**Aim**
Leave the pictures out, and retype all of the material exactly as written.

(Dataset items)
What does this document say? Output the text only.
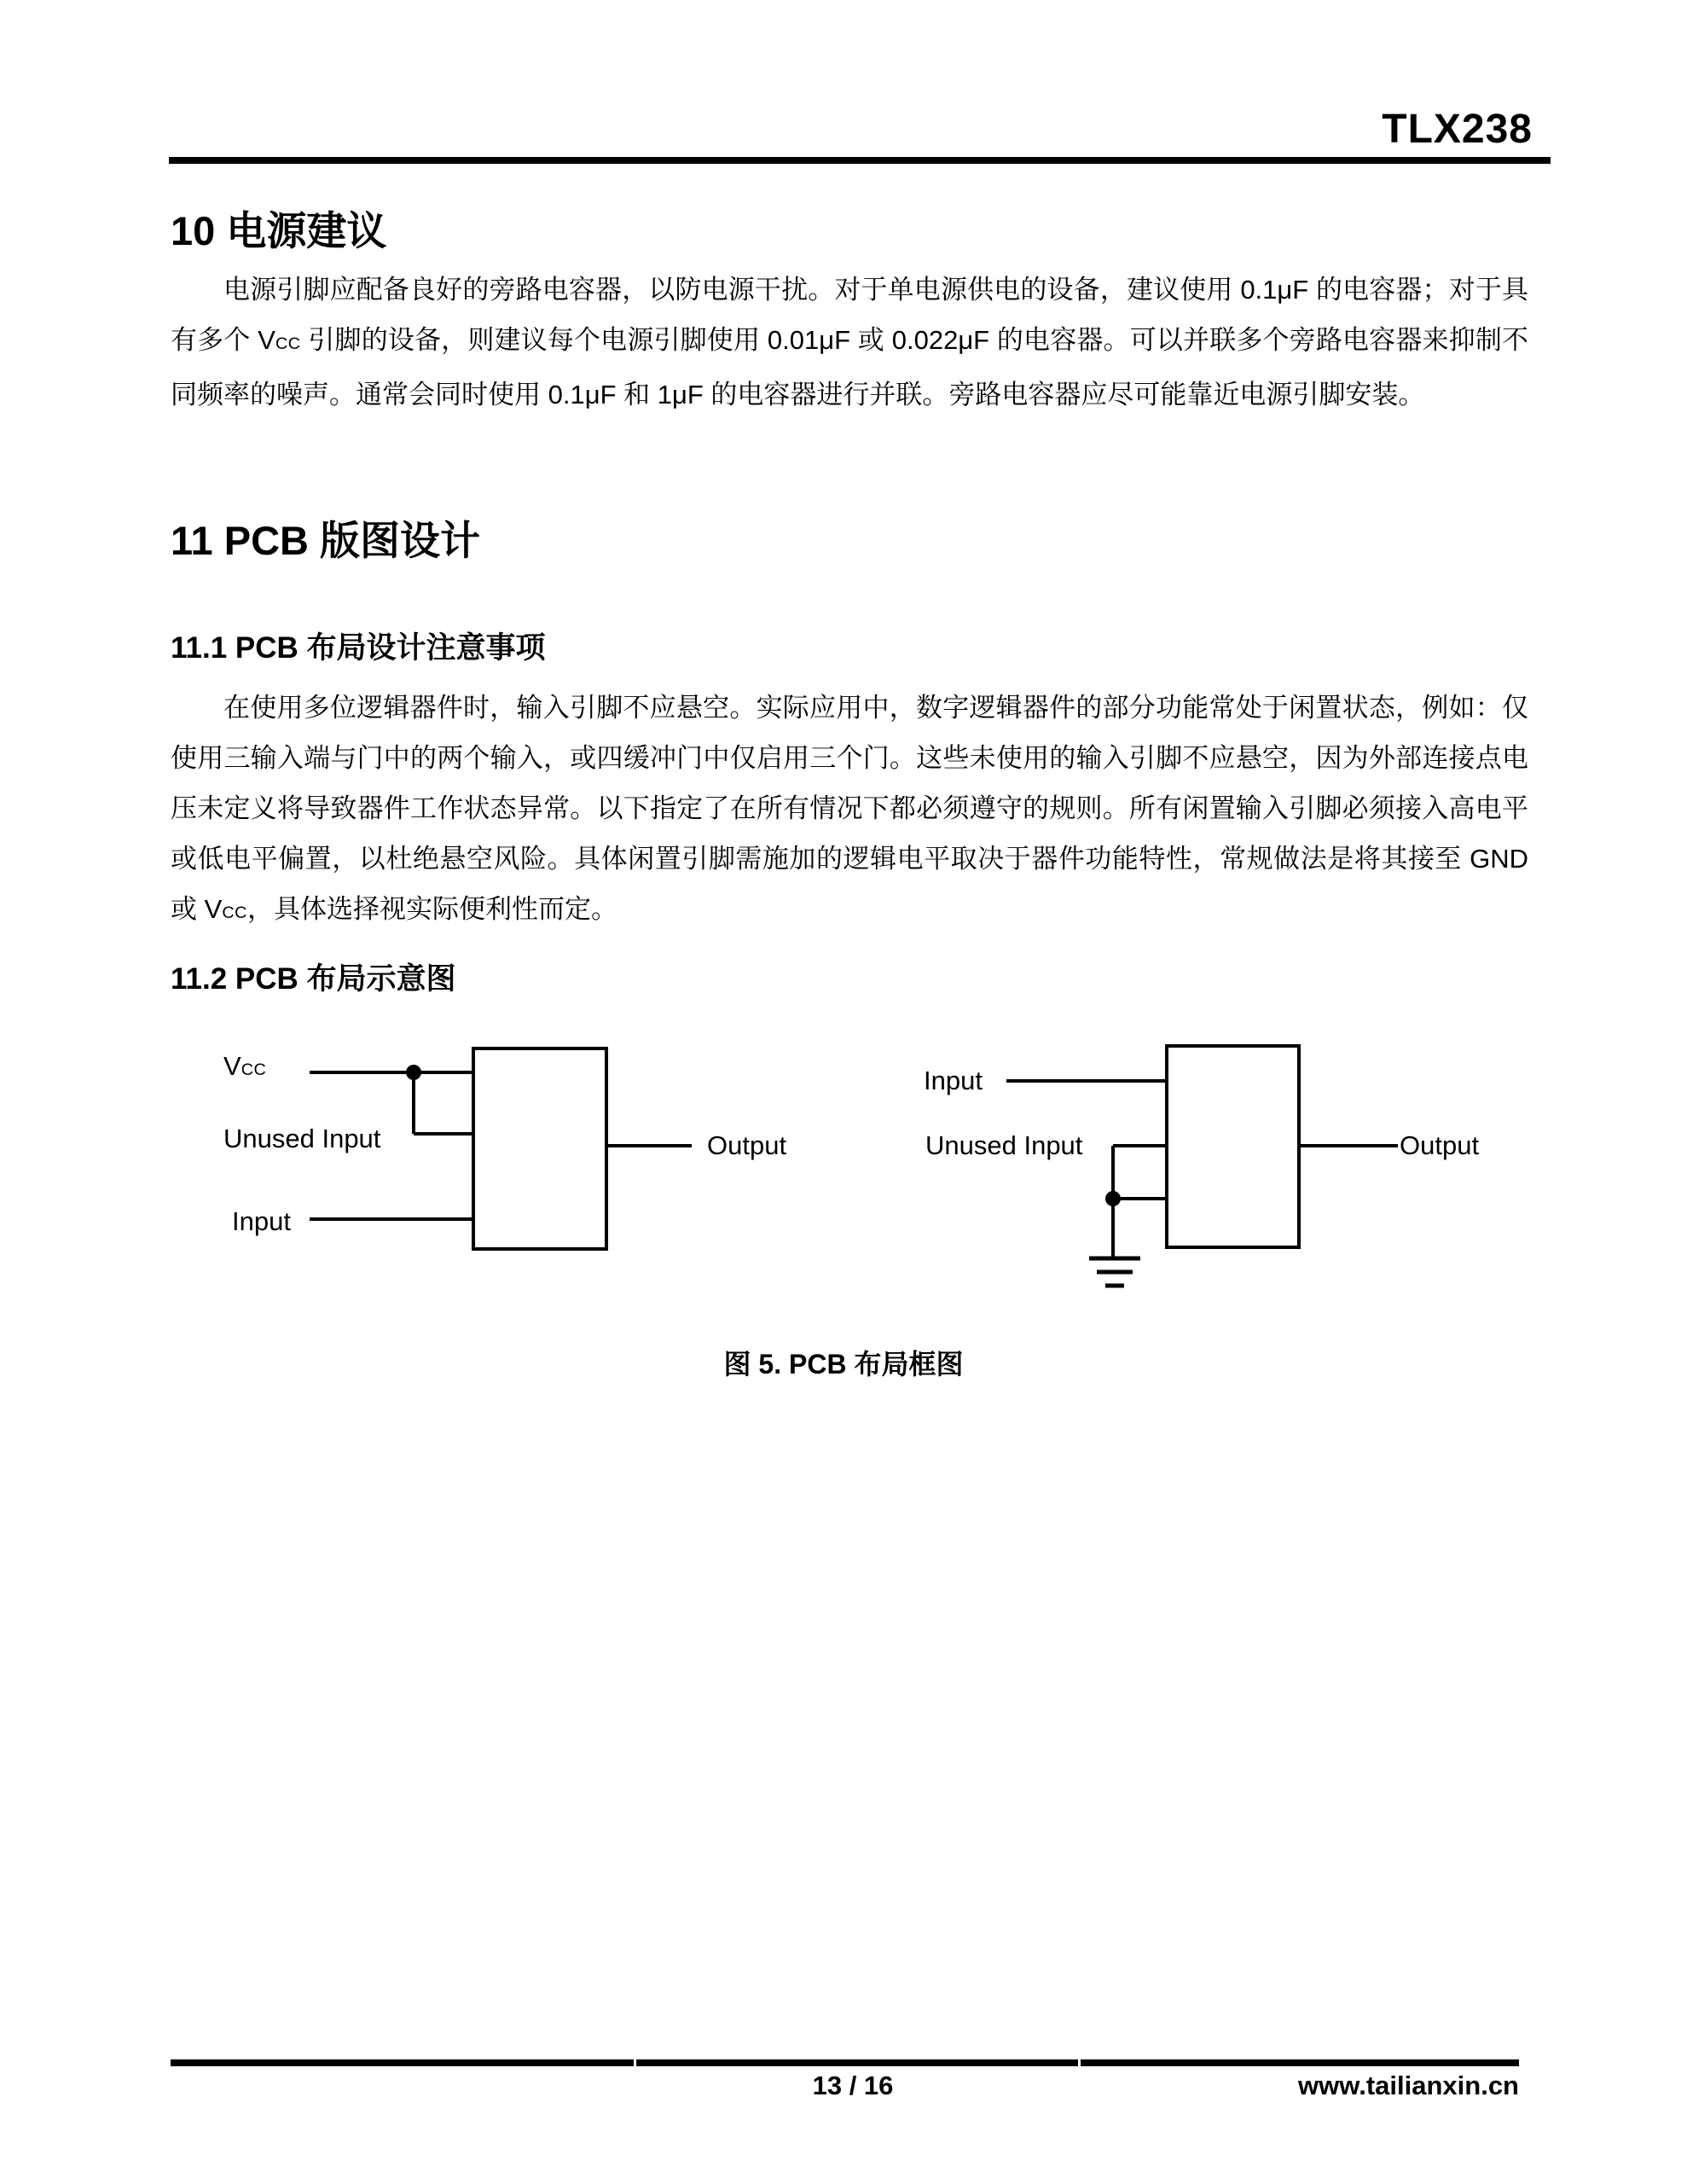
TLX238
10 电源建议
电源引脚应配备良好的旁路电容器，以防电源干扰。对于单电源供电的设备，建议使用 0.1μF 的电容器；对于具有多个 VCC 引脚的设备，则建议每个电源引脚使用 0.01μF 或 0.022μF 的电容器。可以并联多个旁路电容器来抑制不同频率的噪声。通常会同时使用 0.1μF 和 1μF 的电容器进行并联。旁路电容器应尽可能靠近电源引脚安装。
11 PCB 版图设计
11.1 PCB 布局设计注意事项
在使用多位逻辑器件时，输入引脚不应悬空。实际应用中，数字逻辑器件的部分功能常处于闲置状态，例如：仅使用三输入端与门中的两个输入，或四缓冲门中仅启用三个门。这些未使用的输入引脚不应悬空，因为外部连接点电压未定义将导致器件工作状态异常。以下指定了在所有情况下都必须遵守的规则。所有闲置输入引脚必须接入高电平或低电平偏置，以杜绝悬空风险。具体闲置引脚需施加的逻辑电平取决于器件功能特性，常规做法是将其接至 GND 或 VCC，具体选择视实际便利性而定。
11.2 PCB 布局示意图
VCC
Unused Input
Input
Output
Input
Unused Input	Output
图 5. PCB 布局框图
13 / 16	www.tailianxin.cn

**Solution to the exercise**
What does this document say? Output the text only.
TLX238
10 电源建议
电源引脚应配备良好的旁路电容器，以防电源干扰。对于单电源供电的设备，建议使用 0.1μF 的电容器；对于具有多个 VCC 引脚的设备，则建议每个电源引脚使用 0.01μF 或 0.022μF 的电容器。可以并联多个旁路电容器来抑制不同频率的噪声。通常会同时使用 0.1μF 和 1μF 的电容器进行并联。旁路电容器应尽可能靠近电源引脚安装。
11 PCB 版图设计
11.1 PCB 布局设计注意事项
在使用多位逻辑器件时，输入引脚不应悬空。实际应用中，数字逻辑器件的部分功能常处于闲置状态，例如：仅使用三输入端与门中的两个输入，或四缓冲门中仅启用三个门。这些未使用的输入引脚不应悬空，因为外部连接点电压未定义将导致器件工作状态异常。以下指定了在所有情况下都必须遵守的规则。所有闲置输入引脚必须接入高电平或低电平偏置，以杜绝悬空风险。具体闲置引脚需施加的逻辑电平取决于器件功能特性，常规做法是将其接至 GND 或 VCC，具体选择视实际便利性而定。
11.2 PCB 布局示意图
VCC
Unused Input
Input
Output
Input
Unused Input	Output
图 5. PCB 布局框图
13 / 16	www.tailianxin.cn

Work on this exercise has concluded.